[EXERCISE DETAILS]: Sort through the data and copy the lines holding the word "band".

++++ MATERIAL FOR THIS TASK ++++

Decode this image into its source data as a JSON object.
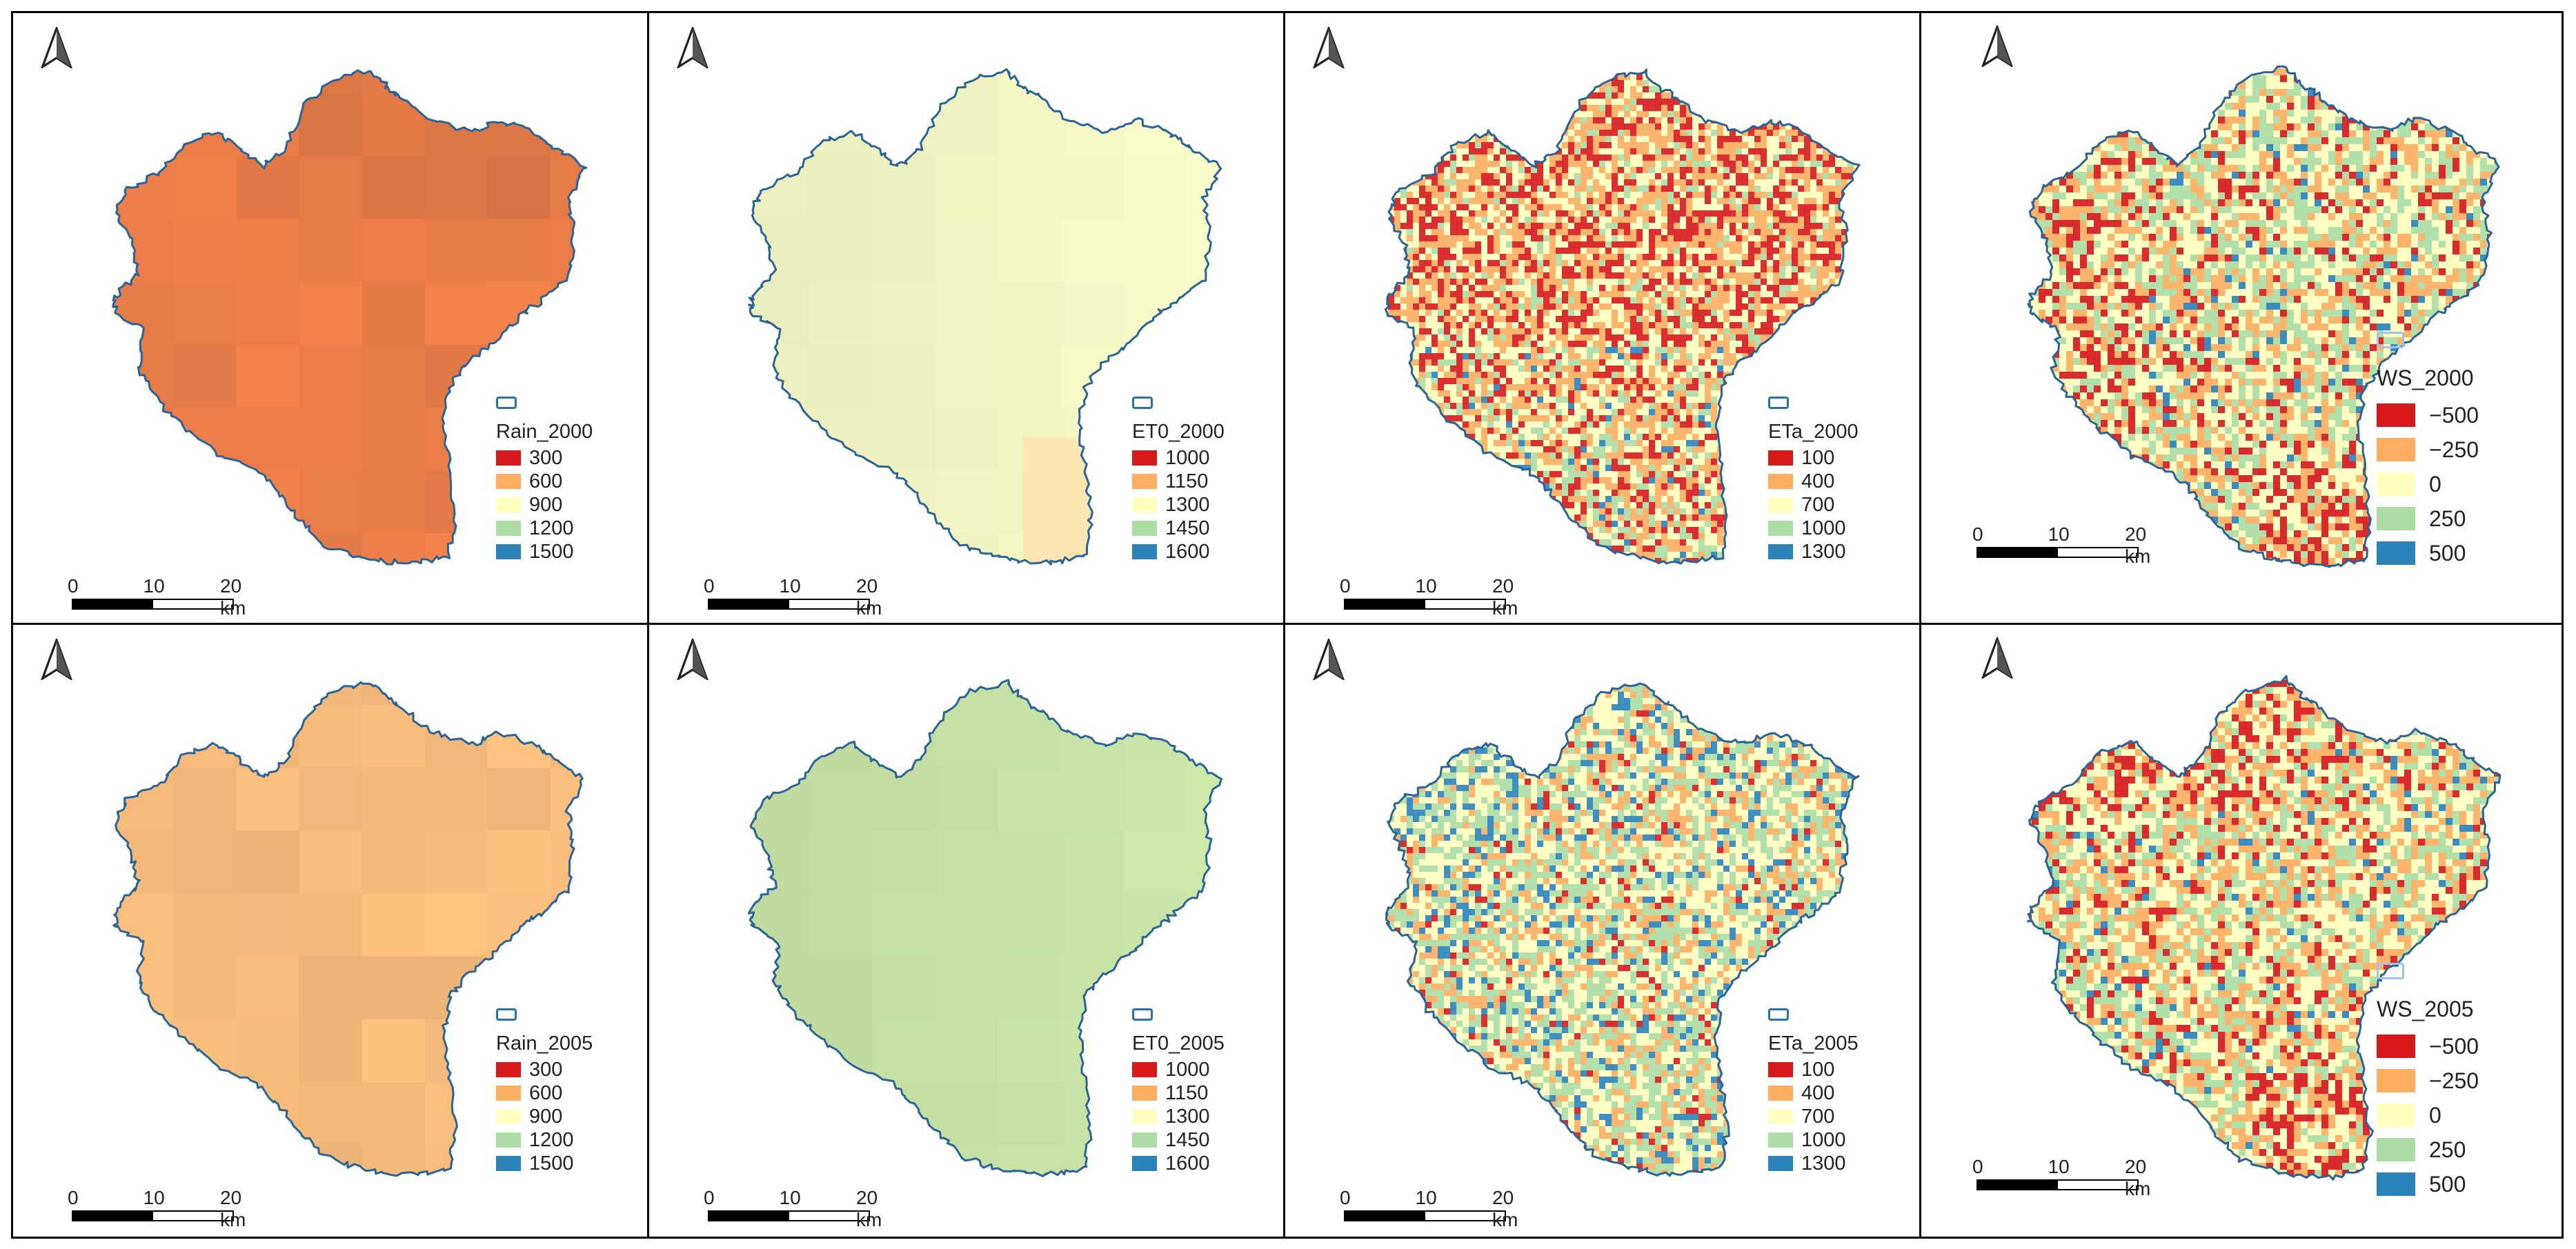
{
  "scale_labels": [
    "0",
    "10",
    "20 km"
  ],
  "colors": {
    "class_palette": [
      "#d7191c",
      "#fdae61",
      "#ffffbf",
      "#abdda4",
      "#2b83ba"
    ],
    "rain_2000_fill": "#ec7e49",
    "rain_2005_fill": "#f8bd7c",
    "et0_2000_fill": "#f4f7c4",
    "et0_2005_fill": "#c8e3a6",
    "basin_outline": "#2a6396"
  },
  "panels": [
    {
      "id": "rain_2000",
      "legend_title": "Rain_2000",
      "classes": [
        "300",
        "600",
        "900",
        "1200",
        "1500"
      ],
      "style": "smooth"
    },
    {
      "id": "et0_2000",
      "legend_title": "ET0_2000",
      "classes": [
        "1000",
        "1150",
        "1300",
        "1450",
        "1600"
      ],
      "style": "smooth"
    },
    {
      "id": "eta_2000",
      "legend_title": "ETa_2000",
      "classes": [
        "100",
        "400",
        "700",
        "1000",
        "1300"
      ],
      "style": "noise"
    },
    {
      "id": "ws_2000",
      "legend_title": "WS_2000",
      "classes": [
        "−500",
        "−250",
        "0",
        "250",
        "500"
      ],
      "style": "noise"
    },
    {
      "id": "rain_2005",
      "legend_title": "Rain_2005",
      "classes": [
        "300",
        "600",
        "900",
        "1200",
        "1500"
      ],
      "style": "smooth"
    },
    {
      "id": "et0_2005",
      "legend_title": "ET0_2005",
      "classes": [
        "1000",
        "1150",
        "1300",
        "1450",
        "1600"
      ],
      "style": "smooth"
    },
    {
      "id": "eta_2005",
      "legend_title": "ETa_2005",
      "classes": [
        "100",
        "400",
        "700",
        "1000",
        "1300"
      ],
      "style": "noise"
    },
    {
      "id": "ws_2005",
      "legend_title": "WS_2005",
      "classes": [
        "−500",
        "−250",
        "0",
        "250",
        "500"
      ],
      "style": "noise"
    }
  ]
}
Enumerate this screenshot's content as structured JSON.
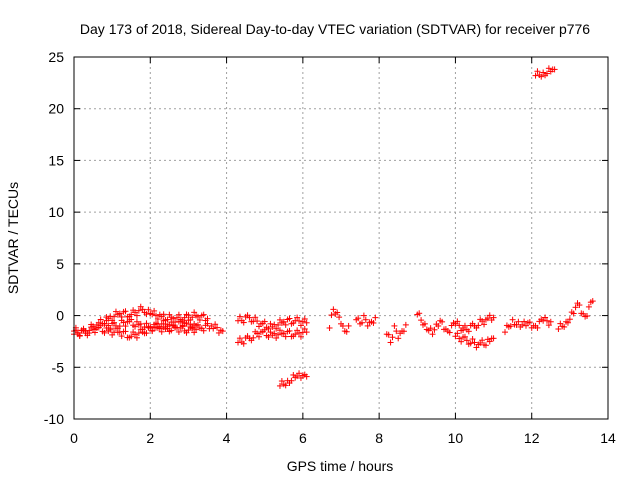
{
  "chart_data": {
    "type": "scatter",
    "title": "Day 173 of 2018, Sidereal Day-to-day VTEC variation (SDTVAR) for receiver p776",
    "xlabel": "GPS time / hours",
    "ylabel": "SDTVAR / TECUs",
    "xlim": [
      0,
      14
    ],
    "ylim": [
      -10,
      25
    ],
    "xticks": [
      0,
      2,
      4,
      6,
      8,
      10,
      12,
      14
    ],
    "yticks": [
      -10,
      -5,
      0,
      5,
      10,
      15,
      20,
      25
    ],
    "grid": true,
    "marker": "+",
    "series_color": "#ff0000",
    "segments": [
      {
        "name": "upper-band-early",
        "x": [
          0.0,
          0.3,
          0.6,
          0.9,
          1.2,
          1.5,
          1.8,
          2.0,
          2.3,
          2.6,
          2.9,
          3.2,
          3.5
        ],
        "y": [
          -1.8,
          -1.5,
          -0.9,
          -0.3,
          0.2,
          0.1,
          0.6,
          0.2,
          -0.1,
          -0.3,
          -0.2,
          0.0,
          -0.3
        ]
      },
      {
        "name": "lower-band-early",
        "x": [
          0.0,
          0.3,
          0.6,
          0.9,
          1.2,
          1.5,
          1.8,
          2.1,
          2.4,
          2.7,
          3.0,
          3.3,
          3.6,
          3.9
        ],
        "y": [
          -1.5,
          -1.7,
          -1.2,
          -1.5,
          -1.6,
          -2.0,
          -1.6,
          -1.1,
          -1.3,
          -1.2,
          -1.4,
          -1.2,
          -1.0,
          -1.5
        ]
      },
      {
        "name": "middle-band-early",
        "x": [
          0.8,
          1.1,
          1.4,
          1.7,
          2.0,
          2.3,
          2.6,
          2.9,
          3.2
        ],
        "y": [
          -0.8,
          -1.0,
          -0.6,
          -0.9,
          -1.2,
          -0.8,
          -1.0,
          -0.7,
          -1.0
        ]
      },
      {
        "name": "segment-4-5",
        "x": [
          4.3,
          4.6,
          4.9,
          5.2,
          5.5,
          5.8,
          6.1
        ],
        "y": [
          -0.5,
          -0.2,
          -0.8,
          -1.1,
          -0.6,
          -0.5,
          -0.7
        ]
      },
      {
        "name": "segment-4-5-low",
        "x": [
          4.3,
          4.6,
          4.9,
          5.2,
          5.5,
          5.8,
          6.1
        ],
        "y": [
          -2.6,
          -2.2,
          -1.6,
          -1.9,
          -1.7,
          -1.8,
          -1.6
        ]
      },
      {
        "name": "dip-6",
        "x": [
          5.4,
          5.6,
          5.8,
          6.0,
          6.1
        ],
        "y": [
          -6.8,
          -6.3,
          -6.0,
          -5.8,
          -5.9
        ]
      },
      {
        "name": "segment-7",
        "x": [
          6.7,
          6.8,
          6.9,
          7.0,
          7.1,
          7.2
        ],
        "y": [
          -1.2,
          0.6,
          0.3,
          -0.8,
          -1.5,
          -1.0
        ]
      },
      {
        "name": "segment-7-5",
        "x": [
          7.4,
          7.5,
          7.6,
          7.7,
          7.8,
          7.9
        ],
        "y": [
          -0.4,
          -0.8,
          0.0,
          -1.0,
          -0.6,
          -0.2
        ]
      },
      {
        "name": "segment-8-5",
        "x": [
          8.2,
          8.3,
          8.4,
          8.5,
          8.6,
          8.7
        ],
        "y": [
          -1.8,
          -2.6,
          -1.0,
          -2.2,
          -1.5,
          -0.9
        ]
      },
      {
        "name": "segment-9-10",
        "x": [
          9.0,
          9.2,
          9.4,
          9.6,
          9.8,
          10.0,
          10.2
        ],
        "y": [
          0.1,
          -0.8,
          -1.8,
          -0.5,
          -1.5,
          -0.8,
          -1.2
        ]
      },
      {
        "name": "segment-10-11-low",
        "x": [
          10.0,
          10.3,
          10.6,
          10.9,
          11.0
        ],
        "y": [
          -2.0,
          -2.4,
          -2.8,
          -2.5,
          -2.2
        ]
      },
      {
        "name": "segment-10-11-high",
        "x": [
          10.2,
          10.5,
          10.8,
          11.0
        ],
        "y": [
          -1.4,
          -1.0,
          -0.4,
          -0.2
        ]
      },
      {
        "name": "segment-11-12",
        "x": [
          11.3,
          11.5,
          11.7,
          11.9,
          12.1,
          12.3,
          12.5
        ],
        "y": [
          -1.6,
          -0.4,
          -1.1,
          -0.7,
          -1.0,
          -0.5,
          -0.6
        ]
      },
      {
        "name": "segment-13",
        "x": [
          12.7,
          12.9,
          13.1,
          13.2,
          13.4,
          13.6
        ],
        "y": [
          -1.3,
          -0.6,
          0.2,
          1.2,
          -0.1,
          1.4
        ]
      },
      {
        "name": "outlier-23",
        "x": [
          12.1,
          12.3,
          12.5,
          12.6
        ],
        "y": [
          23.2,
          23.5,
          23.6,
          23.8
        ]
      }
    ]
  }
}
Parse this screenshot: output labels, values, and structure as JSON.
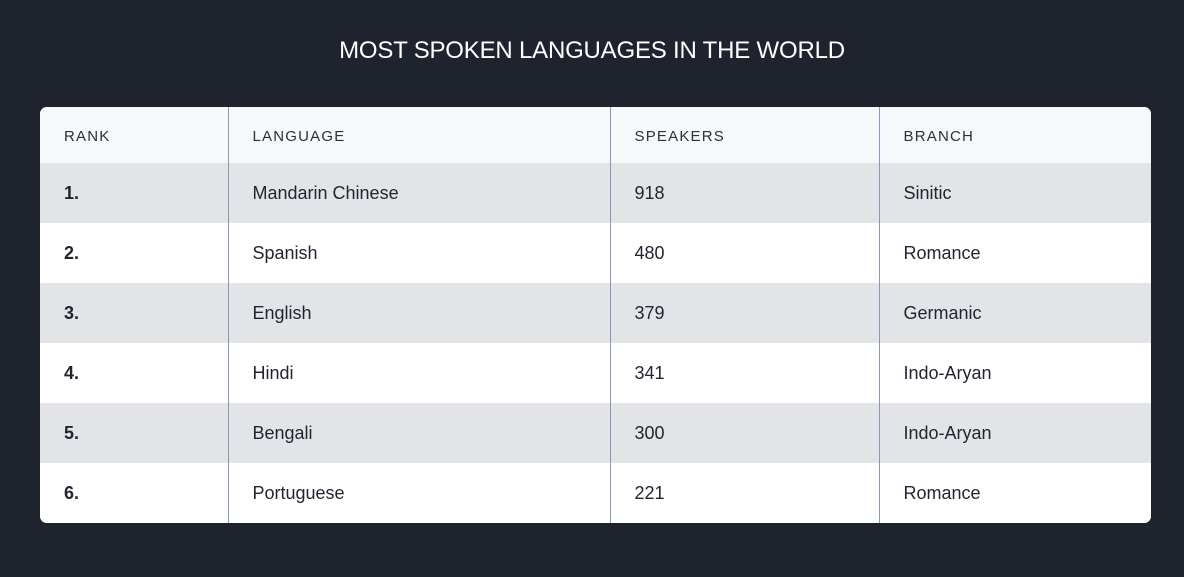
{
  "title": "MOST SPOKEN LANGUAGES IN THE WORLD",
  "table": {
    "headers": [
      "RANK",
      "LANGUAGE",
      "SPEAKERS",
      "BRANCH"
    ],
    "rows": [
      {
        "rank": "1.",
        "language": "Mandarin Chinese",
        "speakers": "918",
        "branch": "Sinitic"
      },
      {
        "rank": "2.",
        "language": "Spanish",
        "speakers": "480",
        "branch": "Romance"
      },
      {
        "rank": "3.",
        "language": "English",
        "speakers": "379",
        "branch": "Germanic"
      },
      {
        "rank": "4.",
        "language": "Hindi",
        "speakers": "341",
        "branch": "Indo-Aryan"
      },
      {
        "rank": "5.",
        "language": "Bengali",
        "speakers": "300",
        "branch": "Indo-Aryan"
      },
      {
        "rank": "6.",
        "language": "Portuguese",
        "speakers": "221",
        "branch": "Romance"
      }
    ]
  },
  "colors": {
    "background": "#1e232e",
    "header_bg": "#f7f8fa",
    "row_stripe": "#e3e4e8",
    "row_plain": "#ffffff",
    "column_divider": "#8a98b4"
  }
}
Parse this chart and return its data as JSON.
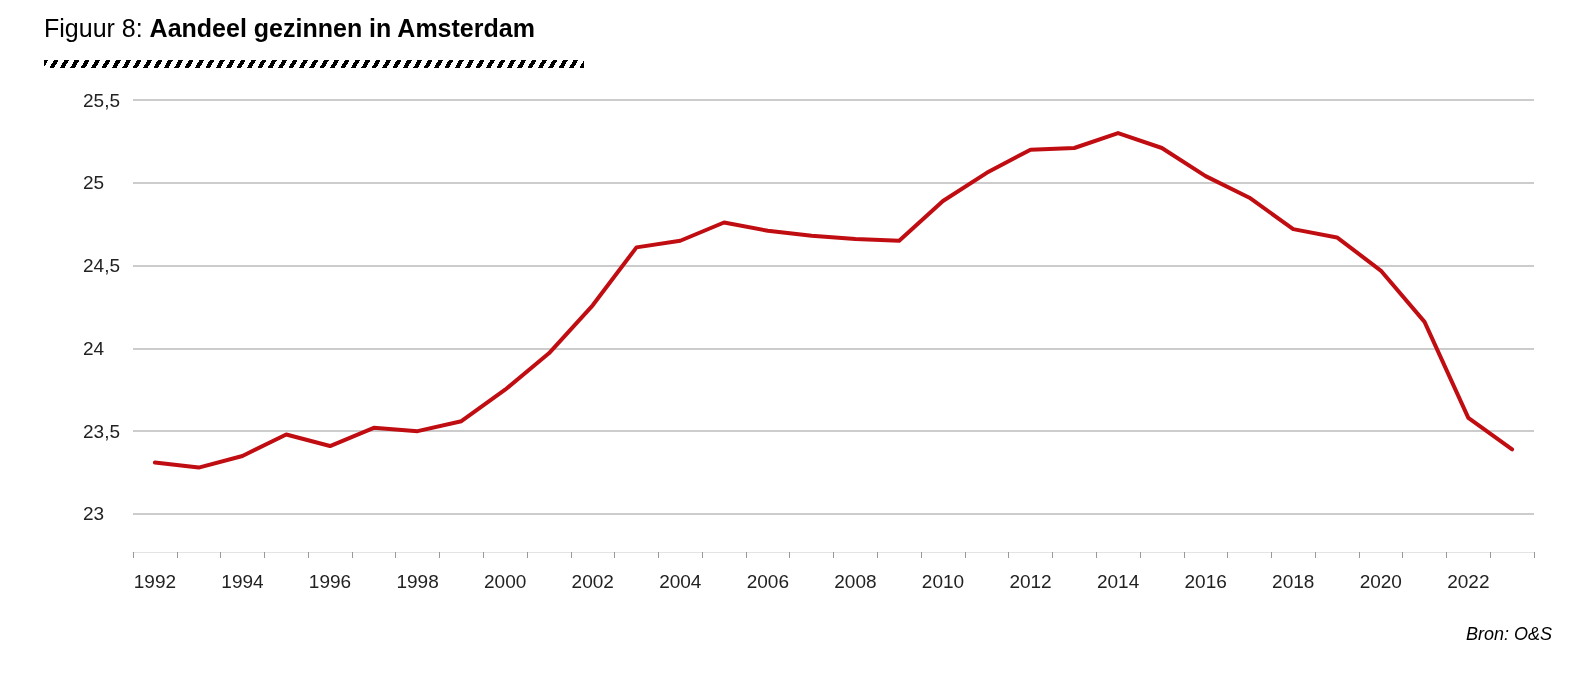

++++

[ANSWER FOR THIS EXERCISE]:
        "name": "upper-band-early",
        "name": "lower-band-early",
        "name": "middle-band-early",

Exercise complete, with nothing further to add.